REQUIRED TASK:
Copy out everything from the line containing "Patent image size: (688, 379)." down to the line containing "The belt layer 62 is at (440, 194).", both of those lines included, without any changes.

MATERIAL SHOWN:
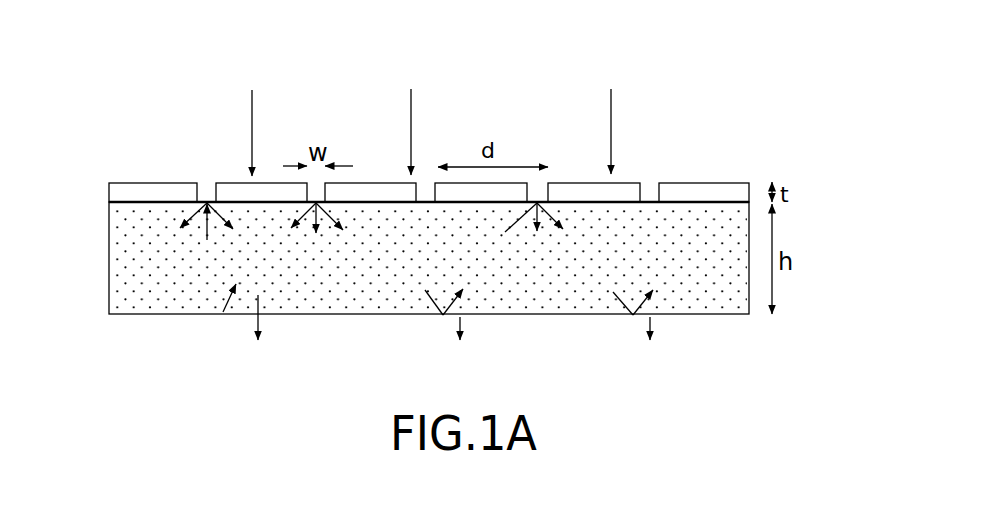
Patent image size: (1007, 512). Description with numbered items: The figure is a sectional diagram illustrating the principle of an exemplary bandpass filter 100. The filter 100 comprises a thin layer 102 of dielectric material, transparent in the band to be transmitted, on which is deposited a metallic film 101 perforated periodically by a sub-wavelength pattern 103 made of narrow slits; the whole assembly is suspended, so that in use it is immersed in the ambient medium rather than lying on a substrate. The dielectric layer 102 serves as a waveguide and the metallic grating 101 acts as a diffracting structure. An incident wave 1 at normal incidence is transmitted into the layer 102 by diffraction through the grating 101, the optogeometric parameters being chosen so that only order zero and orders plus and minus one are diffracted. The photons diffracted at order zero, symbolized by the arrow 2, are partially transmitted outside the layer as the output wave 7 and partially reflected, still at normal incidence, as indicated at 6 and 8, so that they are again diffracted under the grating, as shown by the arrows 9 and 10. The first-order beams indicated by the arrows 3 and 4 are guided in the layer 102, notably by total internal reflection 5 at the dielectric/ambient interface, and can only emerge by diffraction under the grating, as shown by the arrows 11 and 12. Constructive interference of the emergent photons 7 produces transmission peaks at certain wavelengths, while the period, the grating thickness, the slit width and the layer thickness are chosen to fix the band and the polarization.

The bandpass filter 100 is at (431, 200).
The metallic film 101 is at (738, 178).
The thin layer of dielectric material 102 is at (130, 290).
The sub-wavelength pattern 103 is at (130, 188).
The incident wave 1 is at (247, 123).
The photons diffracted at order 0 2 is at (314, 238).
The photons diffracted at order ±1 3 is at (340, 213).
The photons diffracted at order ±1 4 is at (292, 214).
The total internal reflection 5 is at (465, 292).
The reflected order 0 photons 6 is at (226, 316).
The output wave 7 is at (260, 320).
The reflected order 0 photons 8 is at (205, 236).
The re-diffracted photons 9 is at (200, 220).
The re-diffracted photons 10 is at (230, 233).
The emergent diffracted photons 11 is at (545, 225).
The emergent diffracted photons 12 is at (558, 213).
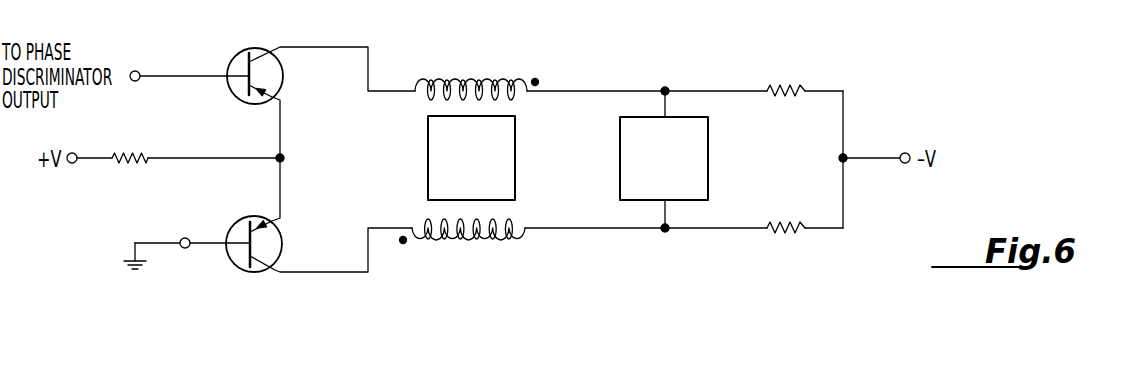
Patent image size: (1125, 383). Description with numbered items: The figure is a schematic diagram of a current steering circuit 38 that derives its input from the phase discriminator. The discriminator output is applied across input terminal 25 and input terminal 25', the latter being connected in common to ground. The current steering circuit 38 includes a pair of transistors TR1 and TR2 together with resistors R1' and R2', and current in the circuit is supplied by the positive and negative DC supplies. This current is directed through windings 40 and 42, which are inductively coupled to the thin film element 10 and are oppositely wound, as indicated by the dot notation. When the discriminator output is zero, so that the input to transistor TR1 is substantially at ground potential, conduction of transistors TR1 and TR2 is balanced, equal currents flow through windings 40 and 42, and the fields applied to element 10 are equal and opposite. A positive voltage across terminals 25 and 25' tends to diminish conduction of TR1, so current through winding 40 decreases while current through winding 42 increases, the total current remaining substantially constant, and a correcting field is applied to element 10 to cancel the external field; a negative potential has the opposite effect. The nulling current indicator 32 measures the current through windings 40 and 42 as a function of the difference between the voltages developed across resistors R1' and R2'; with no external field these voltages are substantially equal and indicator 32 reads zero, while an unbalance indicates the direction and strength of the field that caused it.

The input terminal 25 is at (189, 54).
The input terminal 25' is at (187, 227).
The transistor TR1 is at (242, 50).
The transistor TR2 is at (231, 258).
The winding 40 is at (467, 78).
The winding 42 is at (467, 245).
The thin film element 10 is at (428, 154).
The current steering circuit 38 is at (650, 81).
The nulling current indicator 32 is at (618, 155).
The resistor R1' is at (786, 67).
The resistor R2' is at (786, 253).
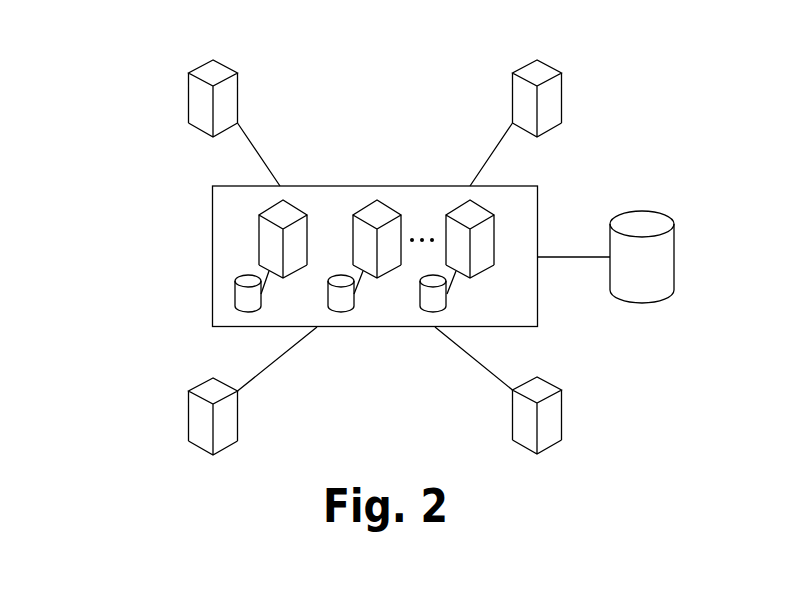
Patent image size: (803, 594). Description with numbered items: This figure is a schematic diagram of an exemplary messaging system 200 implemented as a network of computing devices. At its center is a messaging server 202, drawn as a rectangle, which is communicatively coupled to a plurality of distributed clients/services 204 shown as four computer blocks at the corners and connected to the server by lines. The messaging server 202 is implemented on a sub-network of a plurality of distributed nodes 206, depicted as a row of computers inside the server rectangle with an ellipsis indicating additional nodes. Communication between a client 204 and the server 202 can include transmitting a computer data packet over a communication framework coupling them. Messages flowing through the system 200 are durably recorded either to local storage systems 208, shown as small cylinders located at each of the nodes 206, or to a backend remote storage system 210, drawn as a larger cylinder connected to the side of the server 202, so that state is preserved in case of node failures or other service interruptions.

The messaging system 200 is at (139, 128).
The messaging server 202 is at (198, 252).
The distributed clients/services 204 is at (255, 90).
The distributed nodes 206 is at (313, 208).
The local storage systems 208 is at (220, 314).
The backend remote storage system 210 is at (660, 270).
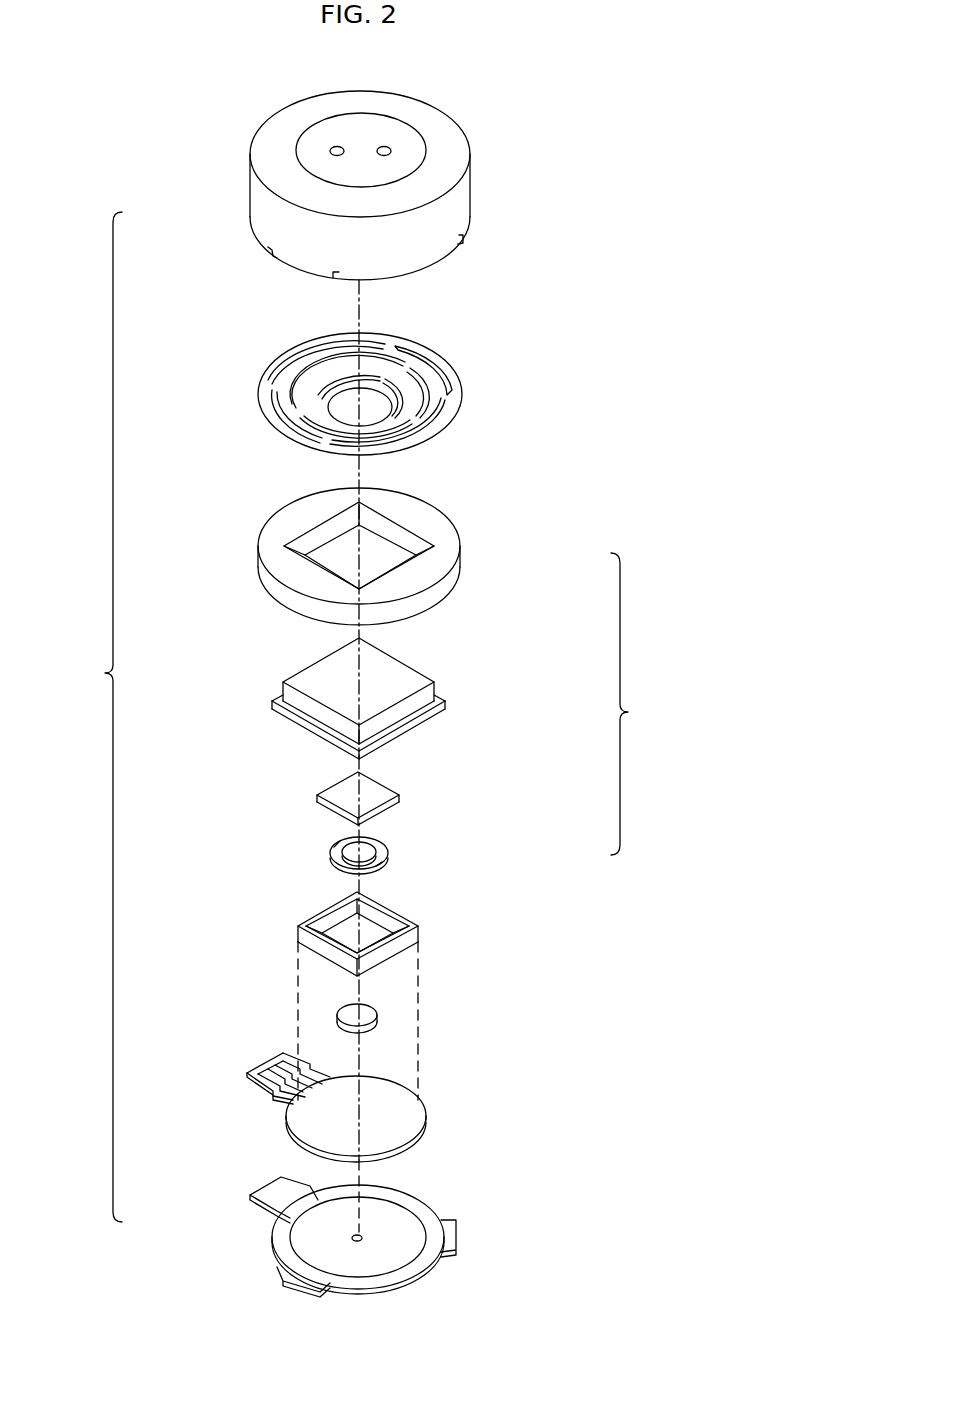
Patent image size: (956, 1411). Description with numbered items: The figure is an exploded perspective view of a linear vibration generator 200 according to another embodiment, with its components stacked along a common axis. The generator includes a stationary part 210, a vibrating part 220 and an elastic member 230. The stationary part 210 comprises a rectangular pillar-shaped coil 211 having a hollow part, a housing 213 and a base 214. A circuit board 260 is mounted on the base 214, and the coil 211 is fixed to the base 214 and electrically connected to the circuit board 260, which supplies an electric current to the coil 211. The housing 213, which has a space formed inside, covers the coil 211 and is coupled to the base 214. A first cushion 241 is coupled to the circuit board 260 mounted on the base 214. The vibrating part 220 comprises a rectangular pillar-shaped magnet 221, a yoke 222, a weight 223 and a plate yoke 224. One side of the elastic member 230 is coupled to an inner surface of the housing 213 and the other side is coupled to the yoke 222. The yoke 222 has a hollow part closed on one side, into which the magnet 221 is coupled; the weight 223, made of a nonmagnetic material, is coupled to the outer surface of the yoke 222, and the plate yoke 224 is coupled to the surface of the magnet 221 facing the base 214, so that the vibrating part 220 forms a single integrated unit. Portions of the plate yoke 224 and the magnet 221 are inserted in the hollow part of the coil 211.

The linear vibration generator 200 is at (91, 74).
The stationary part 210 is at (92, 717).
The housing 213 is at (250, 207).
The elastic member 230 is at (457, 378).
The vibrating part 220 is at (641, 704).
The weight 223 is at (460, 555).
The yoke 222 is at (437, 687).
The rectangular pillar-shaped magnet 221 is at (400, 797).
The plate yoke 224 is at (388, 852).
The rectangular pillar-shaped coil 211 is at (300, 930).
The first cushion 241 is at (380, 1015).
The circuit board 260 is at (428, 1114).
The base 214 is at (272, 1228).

==

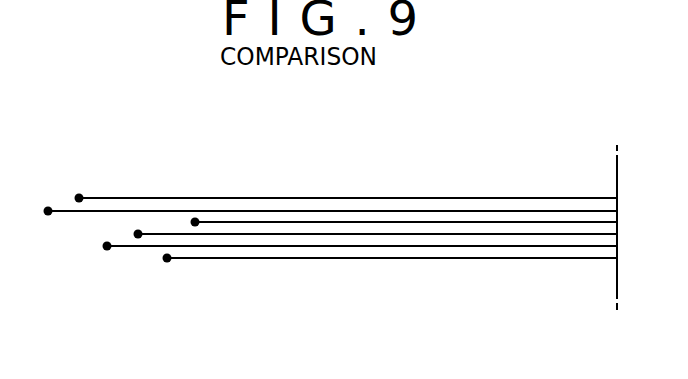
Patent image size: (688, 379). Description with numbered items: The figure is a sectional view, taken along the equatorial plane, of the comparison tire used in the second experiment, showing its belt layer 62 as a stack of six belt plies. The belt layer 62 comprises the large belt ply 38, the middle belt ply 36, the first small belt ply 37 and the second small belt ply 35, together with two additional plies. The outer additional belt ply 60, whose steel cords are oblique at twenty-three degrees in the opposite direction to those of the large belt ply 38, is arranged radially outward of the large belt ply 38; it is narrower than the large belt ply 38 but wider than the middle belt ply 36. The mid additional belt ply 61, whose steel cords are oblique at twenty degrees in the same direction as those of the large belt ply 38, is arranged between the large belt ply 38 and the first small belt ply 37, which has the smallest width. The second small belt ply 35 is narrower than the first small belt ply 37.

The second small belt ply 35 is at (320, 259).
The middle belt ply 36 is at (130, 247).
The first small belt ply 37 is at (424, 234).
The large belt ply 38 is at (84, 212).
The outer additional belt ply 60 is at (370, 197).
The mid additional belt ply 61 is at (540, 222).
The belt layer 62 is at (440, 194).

--

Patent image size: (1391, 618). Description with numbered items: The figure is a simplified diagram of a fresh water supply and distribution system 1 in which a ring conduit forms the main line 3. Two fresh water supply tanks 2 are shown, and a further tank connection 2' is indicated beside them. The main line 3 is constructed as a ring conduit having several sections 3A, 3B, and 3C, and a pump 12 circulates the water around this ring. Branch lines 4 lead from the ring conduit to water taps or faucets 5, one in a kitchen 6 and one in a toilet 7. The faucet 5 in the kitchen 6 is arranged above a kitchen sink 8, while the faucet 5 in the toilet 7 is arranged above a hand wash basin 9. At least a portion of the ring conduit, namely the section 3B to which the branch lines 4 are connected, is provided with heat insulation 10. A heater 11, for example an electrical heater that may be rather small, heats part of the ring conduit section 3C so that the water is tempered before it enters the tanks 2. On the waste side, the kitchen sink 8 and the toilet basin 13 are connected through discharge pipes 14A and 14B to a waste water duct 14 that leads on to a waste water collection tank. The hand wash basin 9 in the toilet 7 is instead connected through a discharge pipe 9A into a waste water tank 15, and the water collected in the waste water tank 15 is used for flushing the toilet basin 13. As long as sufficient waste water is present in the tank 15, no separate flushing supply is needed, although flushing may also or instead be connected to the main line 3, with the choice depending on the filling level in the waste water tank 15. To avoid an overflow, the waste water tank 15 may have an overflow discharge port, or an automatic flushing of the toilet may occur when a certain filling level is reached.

EXPECTED OUTPUT:
Patent image size: (688, 379). Description with numbered items: The figure is a sectional view, taken along the equatorial plane, of the comparison tire used in the second experiment, showing its belt layer 62 as a stack of six belt plies. The belt layer 62 comprises the large belt ply 38, the middle belt ply 36, the first small belt ply 37 and the second small belt ply 35, together with two additional plies. The outer additional belt ply 60, whose steel cords are oblique at twenty-three degrees in the opposite direction to those of the large belt ply 38, is arranged radially outward of the large belt ply 38; it is narrower than the large belt ply 38 but wider than the middle belt ply 36. The mid additional belt ply 61, whose steel cords are oblique at twenty degrees in the same direction as those of the large belt ply 38, is arranged between the large belt ply 38 and the first small belt ply 37, which has the smallest width. The second small belt ply 35 is narrower than the first small belt ply 37.

The second small belt ply 35 is at (320, 259).
The middle belt ply 36 is at (130, 247).
The first small belt ply 37 is at (424, 234).
The large belt ply 38 is at (84, 212).
The outer additional belt ply 60 is at (370, 197).
The mid additional belt ply 61 is at (540, 222).
The belt layer 62 is at (440, 194).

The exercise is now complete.